§ Work item
Write what comes next in the forum post asking whether a husband's remorse after an affair is sincere, starting right after its last line.
Start of Document segment
User Topic: Honeymoon stage real or fake.
Breezy150
♀ 42421
Member # 42421
Default  Posted: 12:21 PM, February 13th (Thursday), 2014View ProfileEdit MessagePrivate MessageHomepage

Since my DDay 6 weeks ago my WH has done everything I have demanded. He has given me full disclosure. He has complied with NC. He has been understanding and supportive on my crazy days, but this is not like him. Looking back at our 24 year M he has always been selfish and never really supported me, I have gotten my support from friends and family.

So why do I still feel like it has been too easy, how can I tell if he is sincere or just saying and doing what I want. How do I know if I am being manipulated? How can I trust any of my feelings? I don't know what to do, he wants quick easy answers, and I am still waiting for the other shoe to drop. Is it even possible that he has seen the error of his ways and is truly changing or just trying to save a costly divorce?

I still feel crazy, but I do enjoy him being so here for me and seemingly so remorseful. He cries all the time and tells me over and over how sorry he is not only for the A, that was with my friend, but also for how he has treated me for years and just needs the chance to make it up to me.


I am so disappointed when a liar's pants don't actually start on fire.

BS me 41
WH 42 his whore was my friend
Married 24 years
Finally finding R?
End of Document segment
Start of Records provided
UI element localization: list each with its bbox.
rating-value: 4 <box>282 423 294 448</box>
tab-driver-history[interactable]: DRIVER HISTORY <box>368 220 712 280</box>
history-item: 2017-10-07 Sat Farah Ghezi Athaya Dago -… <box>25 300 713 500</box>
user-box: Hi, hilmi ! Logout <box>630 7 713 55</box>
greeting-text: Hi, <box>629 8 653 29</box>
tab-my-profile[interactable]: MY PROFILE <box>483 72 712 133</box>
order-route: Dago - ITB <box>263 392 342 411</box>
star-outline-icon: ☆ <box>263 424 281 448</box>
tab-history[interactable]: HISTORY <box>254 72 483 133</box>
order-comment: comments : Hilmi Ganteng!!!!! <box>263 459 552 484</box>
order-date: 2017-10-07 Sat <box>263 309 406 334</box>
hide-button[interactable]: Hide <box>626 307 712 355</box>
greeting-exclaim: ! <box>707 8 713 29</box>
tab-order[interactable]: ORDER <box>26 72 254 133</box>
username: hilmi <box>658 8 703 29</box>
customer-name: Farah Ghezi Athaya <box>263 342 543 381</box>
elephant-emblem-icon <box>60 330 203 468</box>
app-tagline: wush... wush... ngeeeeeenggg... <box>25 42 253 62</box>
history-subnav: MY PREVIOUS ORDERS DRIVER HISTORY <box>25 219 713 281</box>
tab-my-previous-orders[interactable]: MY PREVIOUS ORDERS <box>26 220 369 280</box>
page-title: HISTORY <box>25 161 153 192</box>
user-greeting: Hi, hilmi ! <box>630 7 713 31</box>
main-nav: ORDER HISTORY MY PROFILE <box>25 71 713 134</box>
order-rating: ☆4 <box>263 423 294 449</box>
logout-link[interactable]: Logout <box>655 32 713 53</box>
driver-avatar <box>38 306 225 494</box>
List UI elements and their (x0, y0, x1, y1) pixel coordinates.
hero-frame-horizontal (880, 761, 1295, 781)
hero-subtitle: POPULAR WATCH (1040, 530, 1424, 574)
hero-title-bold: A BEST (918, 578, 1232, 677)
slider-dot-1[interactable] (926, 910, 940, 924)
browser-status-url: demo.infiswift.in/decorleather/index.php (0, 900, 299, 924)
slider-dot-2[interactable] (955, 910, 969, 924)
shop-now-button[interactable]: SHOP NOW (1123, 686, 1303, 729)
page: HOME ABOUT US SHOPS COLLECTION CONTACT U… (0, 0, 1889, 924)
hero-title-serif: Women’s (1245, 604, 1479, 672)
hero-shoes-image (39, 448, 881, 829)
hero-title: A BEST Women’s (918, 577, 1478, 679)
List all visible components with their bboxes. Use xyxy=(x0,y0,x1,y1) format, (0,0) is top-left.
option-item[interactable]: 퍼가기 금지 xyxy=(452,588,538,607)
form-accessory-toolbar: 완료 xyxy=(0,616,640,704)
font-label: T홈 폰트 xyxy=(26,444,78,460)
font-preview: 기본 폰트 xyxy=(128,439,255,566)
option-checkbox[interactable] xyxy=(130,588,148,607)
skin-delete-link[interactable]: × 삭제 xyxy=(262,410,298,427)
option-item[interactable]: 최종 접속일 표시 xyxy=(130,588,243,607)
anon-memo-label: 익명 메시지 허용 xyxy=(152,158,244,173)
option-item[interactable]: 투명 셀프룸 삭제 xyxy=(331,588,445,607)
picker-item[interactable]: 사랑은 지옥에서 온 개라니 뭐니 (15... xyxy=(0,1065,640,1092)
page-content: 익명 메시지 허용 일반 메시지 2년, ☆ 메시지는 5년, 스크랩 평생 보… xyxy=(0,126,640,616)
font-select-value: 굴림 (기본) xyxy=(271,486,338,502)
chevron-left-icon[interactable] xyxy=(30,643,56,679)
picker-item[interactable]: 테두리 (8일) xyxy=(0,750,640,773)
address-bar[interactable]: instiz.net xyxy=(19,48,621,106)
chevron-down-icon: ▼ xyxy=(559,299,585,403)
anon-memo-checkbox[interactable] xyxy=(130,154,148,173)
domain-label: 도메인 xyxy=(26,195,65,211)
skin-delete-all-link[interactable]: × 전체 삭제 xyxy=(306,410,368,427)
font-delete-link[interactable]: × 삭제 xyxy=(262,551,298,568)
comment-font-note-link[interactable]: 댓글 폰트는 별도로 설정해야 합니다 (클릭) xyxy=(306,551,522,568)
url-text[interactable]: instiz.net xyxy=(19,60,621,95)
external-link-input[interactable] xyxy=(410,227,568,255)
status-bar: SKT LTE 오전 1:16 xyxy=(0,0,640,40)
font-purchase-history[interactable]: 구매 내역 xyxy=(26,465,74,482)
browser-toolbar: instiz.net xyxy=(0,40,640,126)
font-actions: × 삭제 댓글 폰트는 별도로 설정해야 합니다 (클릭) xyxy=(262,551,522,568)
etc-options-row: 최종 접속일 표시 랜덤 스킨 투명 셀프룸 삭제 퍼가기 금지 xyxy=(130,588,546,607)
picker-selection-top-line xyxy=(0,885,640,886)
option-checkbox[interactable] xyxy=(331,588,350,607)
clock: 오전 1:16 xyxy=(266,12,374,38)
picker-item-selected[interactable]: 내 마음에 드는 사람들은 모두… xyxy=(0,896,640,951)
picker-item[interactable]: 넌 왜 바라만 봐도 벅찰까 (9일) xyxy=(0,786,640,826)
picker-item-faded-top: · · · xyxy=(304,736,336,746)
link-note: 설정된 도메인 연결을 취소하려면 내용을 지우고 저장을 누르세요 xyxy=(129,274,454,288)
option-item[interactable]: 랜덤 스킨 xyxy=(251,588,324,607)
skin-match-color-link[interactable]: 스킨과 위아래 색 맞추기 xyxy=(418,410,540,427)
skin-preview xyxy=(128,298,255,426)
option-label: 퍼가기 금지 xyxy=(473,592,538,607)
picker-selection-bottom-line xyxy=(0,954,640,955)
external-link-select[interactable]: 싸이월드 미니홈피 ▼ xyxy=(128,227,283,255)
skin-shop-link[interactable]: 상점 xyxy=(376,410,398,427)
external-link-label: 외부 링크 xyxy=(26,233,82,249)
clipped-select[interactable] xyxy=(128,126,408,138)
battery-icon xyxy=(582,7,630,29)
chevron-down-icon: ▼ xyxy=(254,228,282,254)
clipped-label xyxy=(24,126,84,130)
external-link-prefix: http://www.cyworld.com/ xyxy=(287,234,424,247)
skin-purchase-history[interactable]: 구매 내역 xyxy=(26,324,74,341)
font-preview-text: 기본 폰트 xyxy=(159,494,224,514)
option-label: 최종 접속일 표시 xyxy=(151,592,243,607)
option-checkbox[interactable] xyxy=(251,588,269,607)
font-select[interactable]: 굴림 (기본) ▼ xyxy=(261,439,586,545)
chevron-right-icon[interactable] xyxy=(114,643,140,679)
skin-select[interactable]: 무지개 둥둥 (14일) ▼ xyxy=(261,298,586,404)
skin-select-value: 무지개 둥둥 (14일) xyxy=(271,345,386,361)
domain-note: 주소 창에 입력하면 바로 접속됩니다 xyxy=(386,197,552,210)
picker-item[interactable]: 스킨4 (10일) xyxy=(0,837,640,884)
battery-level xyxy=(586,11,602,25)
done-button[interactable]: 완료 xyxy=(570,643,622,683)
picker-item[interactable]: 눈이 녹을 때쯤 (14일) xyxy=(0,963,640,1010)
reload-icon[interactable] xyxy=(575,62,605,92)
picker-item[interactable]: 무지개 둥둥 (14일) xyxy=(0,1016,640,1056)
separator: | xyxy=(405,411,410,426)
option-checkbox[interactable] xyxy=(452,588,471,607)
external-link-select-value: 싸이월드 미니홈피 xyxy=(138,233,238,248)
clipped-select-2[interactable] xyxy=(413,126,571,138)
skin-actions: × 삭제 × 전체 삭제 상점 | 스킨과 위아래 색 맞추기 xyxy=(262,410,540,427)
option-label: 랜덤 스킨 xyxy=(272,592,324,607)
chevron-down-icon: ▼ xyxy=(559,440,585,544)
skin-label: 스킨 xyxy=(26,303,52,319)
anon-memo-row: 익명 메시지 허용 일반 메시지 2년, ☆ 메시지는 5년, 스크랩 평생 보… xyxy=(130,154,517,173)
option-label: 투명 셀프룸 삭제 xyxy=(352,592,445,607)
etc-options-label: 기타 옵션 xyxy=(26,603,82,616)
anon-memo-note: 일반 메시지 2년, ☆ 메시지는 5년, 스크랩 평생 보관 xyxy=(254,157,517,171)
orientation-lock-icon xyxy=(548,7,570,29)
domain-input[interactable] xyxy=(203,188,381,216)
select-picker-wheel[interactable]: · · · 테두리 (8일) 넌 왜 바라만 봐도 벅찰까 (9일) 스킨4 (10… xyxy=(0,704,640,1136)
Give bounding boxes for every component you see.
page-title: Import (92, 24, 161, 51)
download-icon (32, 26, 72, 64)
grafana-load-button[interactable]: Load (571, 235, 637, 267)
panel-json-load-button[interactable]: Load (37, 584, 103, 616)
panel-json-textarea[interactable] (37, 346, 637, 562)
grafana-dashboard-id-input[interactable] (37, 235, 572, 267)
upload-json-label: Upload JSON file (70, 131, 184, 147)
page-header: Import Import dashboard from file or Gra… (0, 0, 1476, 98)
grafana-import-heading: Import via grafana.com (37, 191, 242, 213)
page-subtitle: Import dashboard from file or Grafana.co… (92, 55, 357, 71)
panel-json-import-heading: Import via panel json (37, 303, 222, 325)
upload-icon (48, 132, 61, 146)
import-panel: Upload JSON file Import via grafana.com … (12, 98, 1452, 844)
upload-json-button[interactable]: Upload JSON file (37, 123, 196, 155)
End of Records provided
§ Answer to this exercise
3 kids 3 grand kids
DDay 1 -Jan 2 2014
DDay 2 -Feb 20 2014 A went underground fo


Posts: 544 | Registered: Feb 2014
norabird
♀ 42092
Member # 42092
Default  Posted: 12:40 PM, February 13th (Thursday), 2014View ProfileEdit MessagePrivate MessageHomepage

In my experience, real remorse is hard to fake. Justifications, blameshifting, irritation all pop through the facade. So it's a good sign if you aren't seeing that. Give it time and see if the remorse stays consistent. Is he in IC? Do you have access to his phone, email, etc?

And if the facade does break, if this is temporary or an act, at least you know you're leaving a M with someone who can't be a true partner. Selfish and unsupportive? It'll be a (relatively) easy 'next' if he backslides.

Hang in there.


Sit. Feast on your life.

Posts: 4203 | Registered: Jan 2014 | From: NYC
Breezy150
♀ 42421
Member # 42421
Default  Posted: 12:59 PM, February 13th (Thursday), 2014View ProfileEdit MessagePrivate MessageHomepage

I have access to everything, I even have his Facebook open on my phone so I get notifications. So I will be waiting and watching but might relax just a little bit.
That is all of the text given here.